(Dataset items)
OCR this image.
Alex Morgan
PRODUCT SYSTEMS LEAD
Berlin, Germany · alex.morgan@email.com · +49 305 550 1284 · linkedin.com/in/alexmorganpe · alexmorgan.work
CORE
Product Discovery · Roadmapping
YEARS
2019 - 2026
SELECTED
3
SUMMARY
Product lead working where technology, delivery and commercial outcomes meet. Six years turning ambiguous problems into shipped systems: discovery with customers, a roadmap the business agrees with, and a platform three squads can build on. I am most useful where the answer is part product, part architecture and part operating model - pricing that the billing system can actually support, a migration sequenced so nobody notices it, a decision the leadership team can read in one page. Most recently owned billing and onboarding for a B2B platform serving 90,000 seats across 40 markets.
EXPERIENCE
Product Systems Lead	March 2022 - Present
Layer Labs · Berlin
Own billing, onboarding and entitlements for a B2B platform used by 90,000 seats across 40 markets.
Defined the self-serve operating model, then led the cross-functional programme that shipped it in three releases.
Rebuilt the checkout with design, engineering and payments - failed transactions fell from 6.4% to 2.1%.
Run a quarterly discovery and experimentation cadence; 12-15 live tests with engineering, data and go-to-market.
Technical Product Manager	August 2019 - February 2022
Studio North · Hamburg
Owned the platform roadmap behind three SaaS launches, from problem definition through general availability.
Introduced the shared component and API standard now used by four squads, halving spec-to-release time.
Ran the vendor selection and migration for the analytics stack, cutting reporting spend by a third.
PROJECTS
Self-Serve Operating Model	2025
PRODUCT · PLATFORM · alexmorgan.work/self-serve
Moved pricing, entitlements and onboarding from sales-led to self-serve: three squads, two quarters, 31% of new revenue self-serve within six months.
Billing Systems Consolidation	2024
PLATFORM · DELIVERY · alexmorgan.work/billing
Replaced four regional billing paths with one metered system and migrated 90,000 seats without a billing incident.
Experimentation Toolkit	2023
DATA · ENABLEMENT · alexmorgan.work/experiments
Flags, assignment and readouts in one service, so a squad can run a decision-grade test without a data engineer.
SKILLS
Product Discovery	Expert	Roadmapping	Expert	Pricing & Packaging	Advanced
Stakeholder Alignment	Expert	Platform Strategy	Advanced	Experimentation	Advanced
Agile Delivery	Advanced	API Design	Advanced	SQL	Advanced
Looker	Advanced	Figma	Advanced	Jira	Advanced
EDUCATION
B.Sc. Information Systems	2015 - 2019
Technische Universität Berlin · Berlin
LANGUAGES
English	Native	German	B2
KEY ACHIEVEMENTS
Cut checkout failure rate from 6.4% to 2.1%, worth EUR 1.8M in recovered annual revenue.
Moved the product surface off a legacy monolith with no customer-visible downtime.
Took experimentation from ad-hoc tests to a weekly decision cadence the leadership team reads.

### GIVEN TASK
Print all of the entries exactly as they appear.

### RESULT FOR THIS EXERCISE
OCR this image.
Alex Morgan
PRODUCT SYSTEMS LEAD
Berlin, Germany · alex.morgan@email.com · +49 305 550 1284 · linkedin.com/in/alexmorganpe · alexmorgan.work
CORE
Product Discovery · Roadmapping
YEARS
2019 - 2026
SELECTED
3
SUMMARY
Product lead working where technology, delivery and commercial outcomes meet. Six years turning ambiguous problems into shipped systems: discovery with customers, a roadmap the business agrees with, and a platform three squads can build on. I am most useful where the answer is part product, part architecture and part operating model - pricing that the billing system can actually support, a migration sequenced so nobody notices it, a decision the leadership team can read in one page. Most recently owned billing and onboarding for a B2B platform serving 90,000 seats across 40 markets.
EXPERIENCE
Product Systems Lead	March 2022 - Present
Layer Labs · Berlin
Own billing, onboarding and entitlements for a B2B platform used by 90,000 seats across 40 markets.
Defined the self-serve operating model, then led the cross-functional programme that shipped it in three releases.
Rebuilt the checkout with design, engineering and payments - failed transactions fell from 6.4% to 2.1%.
Run a quarterly discovery and experimentation cadence; 12-15 live tests with engineering, data and go-to-market.
Technical Product Manager	August 2019 - February 2022
Studio North · Hamburg
Owned the platform roadmap behind three SaaS launches, from problem definition through general availability.
Introduced the shared component and API standard now used by four squads, halving spec-to-release time.
Ran the vendor selection and migration for the analytics stack, cutting reporting spend by a third.
PROJECTS
Self-Serve Operating Model	2025
PRODUCT · PLATFORM · alexmorgan.work/self-serve
Moved pricing, entitlements and onboarding from sales-led to self-serve: three squads, two quarters, 31% of new revenue self-serve within six months.
Billing Systems Consolidation	2024
PLATFORM · DELIVERY · alexmorgan.work/billing
Replaced four regional billing paths with one metered system and migrated 90,000 seats without a billing incident.
Experimentation Toolkit	2023
DATA · ENABLEMENT · alexmorgan.work/experiments
Flags, assignment and readouts in one service, so a squad can run a decision-grade test without a data engineer.
SKILLS
Product Discovery	Expert	Roadmapping	Expert	Pricing & Packaging	Advanced
Stakeholder Alignment	Expert	Platform Strategy	Advanced	Experimentation	Advanced
Agile Delivery	Advanced	API Design	Advanced	SQL	Advanced
Looker	Advanced	Figma	Advanced	Jira	Advanced
EDUCATION
B.Sc. Information Systems	2015 - 2019
Technische Universität Berlin · Berlin
LANGUAGES
English	Native	German	B2
KEY ACHIEVEMENTS
Cut checkout failure rate from 6.4% to 2.1%, worth EUR 1.8M in recovered annual revenue.
Moved the product surface off a legacy monolith with no customer-visible downtime.
Took experimentation from ad-hoc tests to a weekly decision cadence the leadership team reads.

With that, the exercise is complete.